Below are records; reproduce exactly the lines from the one containing "Transcribe this image's" through the end, both included, and only those.

## Data entries
────────
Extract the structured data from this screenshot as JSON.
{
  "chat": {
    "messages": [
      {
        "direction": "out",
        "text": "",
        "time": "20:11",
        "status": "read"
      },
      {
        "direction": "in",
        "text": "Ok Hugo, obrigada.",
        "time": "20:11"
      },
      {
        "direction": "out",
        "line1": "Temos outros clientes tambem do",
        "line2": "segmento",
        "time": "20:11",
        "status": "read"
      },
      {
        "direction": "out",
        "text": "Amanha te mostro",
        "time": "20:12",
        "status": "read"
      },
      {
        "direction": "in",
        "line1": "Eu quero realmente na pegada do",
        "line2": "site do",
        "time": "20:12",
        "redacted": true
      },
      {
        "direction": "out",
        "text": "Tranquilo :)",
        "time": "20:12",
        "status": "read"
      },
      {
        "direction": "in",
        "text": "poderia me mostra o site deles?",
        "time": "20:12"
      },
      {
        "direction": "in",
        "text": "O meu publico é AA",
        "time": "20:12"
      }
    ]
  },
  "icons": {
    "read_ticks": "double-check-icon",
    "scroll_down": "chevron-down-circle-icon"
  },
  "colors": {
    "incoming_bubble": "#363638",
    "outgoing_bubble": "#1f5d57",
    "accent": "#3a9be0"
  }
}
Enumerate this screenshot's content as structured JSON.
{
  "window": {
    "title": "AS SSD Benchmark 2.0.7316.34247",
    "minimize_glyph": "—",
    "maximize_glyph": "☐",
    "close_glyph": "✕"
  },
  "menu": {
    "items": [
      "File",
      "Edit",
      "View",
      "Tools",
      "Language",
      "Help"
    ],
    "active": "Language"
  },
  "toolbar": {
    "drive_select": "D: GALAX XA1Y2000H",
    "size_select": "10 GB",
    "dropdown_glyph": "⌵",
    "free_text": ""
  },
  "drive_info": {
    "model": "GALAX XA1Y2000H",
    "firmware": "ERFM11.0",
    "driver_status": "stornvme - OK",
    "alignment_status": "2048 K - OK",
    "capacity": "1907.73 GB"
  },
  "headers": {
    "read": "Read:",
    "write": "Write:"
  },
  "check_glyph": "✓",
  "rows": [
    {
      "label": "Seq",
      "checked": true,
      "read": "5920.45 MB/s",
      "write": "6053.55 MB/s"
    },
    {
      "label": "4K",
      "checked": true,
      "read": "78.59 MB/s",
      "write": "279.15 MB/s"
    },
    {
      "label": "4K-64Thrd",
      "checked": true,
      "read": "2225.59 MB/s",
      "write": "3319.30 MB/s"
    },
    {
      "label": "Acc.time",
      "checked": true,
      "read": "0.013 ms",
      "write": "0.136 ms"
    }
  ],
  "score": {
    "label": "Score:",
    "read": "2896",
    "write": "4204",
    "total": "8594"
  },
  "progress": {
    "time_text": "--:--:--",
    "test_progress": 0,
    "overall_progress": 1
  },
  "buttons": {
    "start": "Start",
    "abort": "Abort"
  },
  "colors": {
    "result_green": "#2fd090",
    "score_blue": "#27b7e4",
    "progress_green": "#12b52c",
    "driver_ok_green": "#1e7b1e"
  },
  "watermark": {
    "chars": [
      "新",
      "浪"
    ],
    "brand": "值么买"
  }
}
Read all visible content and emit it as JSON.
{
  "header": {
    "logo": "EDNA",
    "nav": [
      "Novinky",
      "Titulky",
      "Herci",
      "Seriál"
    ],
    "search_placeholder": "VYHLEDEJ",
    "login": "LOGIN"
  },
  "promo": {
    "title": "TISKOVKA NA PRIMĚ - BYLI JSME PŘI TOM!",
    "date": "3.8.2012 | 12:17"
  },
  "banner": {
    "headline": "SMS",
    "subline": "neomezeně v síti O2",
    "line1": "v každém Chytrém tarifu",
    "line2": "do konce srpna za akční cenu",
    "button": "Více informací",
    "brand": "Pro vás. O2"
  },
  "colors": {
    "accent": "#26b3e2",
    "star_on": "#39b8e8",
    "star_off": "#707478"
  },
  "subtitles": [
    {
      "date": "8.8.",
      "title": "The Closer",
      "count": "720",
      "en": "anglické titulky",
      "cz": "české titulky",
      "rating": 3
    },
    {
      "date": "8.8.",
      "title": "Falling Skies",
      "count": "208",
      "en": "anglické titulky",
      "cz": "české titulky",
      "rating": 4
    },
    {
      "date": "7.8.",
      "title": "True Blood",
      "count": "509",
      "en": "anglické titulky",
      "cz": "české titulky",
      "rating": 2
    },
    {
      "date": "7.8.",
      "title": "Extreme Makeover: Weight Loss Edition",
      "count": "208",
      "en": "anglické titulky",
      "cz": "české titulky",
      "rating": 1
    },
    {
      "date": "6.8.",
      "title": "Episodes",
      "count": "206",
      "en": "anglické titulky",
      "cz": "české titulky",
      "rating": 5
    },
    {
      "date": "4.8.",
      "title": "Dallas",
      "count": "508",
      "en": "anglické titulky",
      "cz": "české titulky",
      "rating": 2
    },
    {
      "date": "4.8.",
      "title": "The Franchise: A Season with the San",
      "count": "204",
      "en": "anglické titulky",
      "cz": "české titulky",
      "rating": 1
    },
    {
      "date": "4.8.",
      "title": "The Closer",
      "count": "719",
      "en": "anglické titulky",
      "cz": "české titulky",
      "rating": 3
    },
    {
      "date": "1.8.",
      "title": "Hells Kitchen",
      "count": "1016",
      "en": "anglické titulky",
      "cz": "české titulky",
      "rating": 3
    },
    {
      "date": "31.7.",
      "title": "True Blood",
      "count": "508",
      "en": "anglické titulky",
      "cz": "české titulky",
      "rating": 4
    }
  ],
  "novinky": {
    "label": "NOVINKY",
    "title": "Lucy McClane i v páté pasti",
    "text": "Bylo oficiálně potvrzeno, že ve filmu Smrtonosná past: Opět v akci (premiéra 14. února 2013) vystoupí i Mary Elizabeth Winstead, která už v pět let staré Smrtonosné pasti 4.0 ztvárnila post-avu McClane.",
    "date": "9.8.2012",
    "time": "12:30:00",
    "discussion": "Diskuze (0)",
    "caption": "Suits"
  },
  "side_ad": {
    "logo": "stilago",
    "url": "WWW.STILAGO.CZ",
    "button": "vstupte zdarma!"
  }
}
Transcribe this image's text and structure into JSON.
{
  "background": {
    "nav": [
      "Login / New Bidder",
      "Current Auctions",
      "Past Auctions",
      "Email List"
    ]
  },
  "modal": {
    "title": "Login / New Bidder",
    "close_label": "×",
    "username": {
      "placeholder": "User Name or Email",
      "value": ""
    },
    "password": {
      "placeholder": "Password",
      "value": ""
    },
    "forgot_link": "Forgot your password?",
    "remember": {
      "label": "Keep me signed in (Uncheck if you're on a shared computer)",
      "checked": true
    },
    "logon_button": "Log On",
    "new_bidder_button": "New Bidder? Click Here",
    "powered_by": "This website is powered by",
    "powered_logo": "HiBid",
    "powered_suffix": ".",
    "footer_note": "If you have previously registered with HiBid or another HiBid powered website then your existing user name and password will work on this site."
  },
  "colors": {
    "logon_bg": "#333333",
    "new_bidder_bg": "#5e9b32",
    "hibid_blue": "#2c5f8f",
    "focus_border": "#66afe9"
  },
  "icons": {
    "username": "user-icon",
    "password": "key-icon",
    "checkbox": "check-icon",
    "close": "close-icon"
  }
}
────────
## EXERCISE OUTPUT
Transcribe this image's text and structure into JSON.
{
  "background": {
    "nav": [
      "Login / New Bidder",
      "Current Auctions",
      "Past Auctions",
      "Email List"
    ]
  },
  "modal": {
    "title": "Login / New Bidder",
    "close_label": "×",
    "username": {
      "placeholder": "User Name or Email",
      "value": ""
    },
    "password": {
      "placeholder": "Password",
      "value": ""
    },
    "forgot_link": "Forgot your password?",
    "remember": {
      "label": "Keep me signed in (Uncheck if you're on a shared computer)",
      "checked": true
    },
    "logon_button": "Log On",
    "new_bidder_button": "New Bidder? Click Here",
    "powered_by": "This website is powered by",
    "powered_logo": "HiBid",
    "powered_suffix": ".",
    "footer_note": "If you have previously registered with HiBid or another HiBid powered website then your existing user name and password will work on this site."
  },
  "colors": {
    "logon_bg": "#333333",
    "new_bidder_bg": "#5e9b32",
    "hibid_blue": "#2c5f8f",
    "focus_border": "#66afe9"
  },
  "icons": {
    "username": "user-icon",
    "password": "key-icon",
    "checkbox": "check-icon",
    "close": "close-icon"
  }
}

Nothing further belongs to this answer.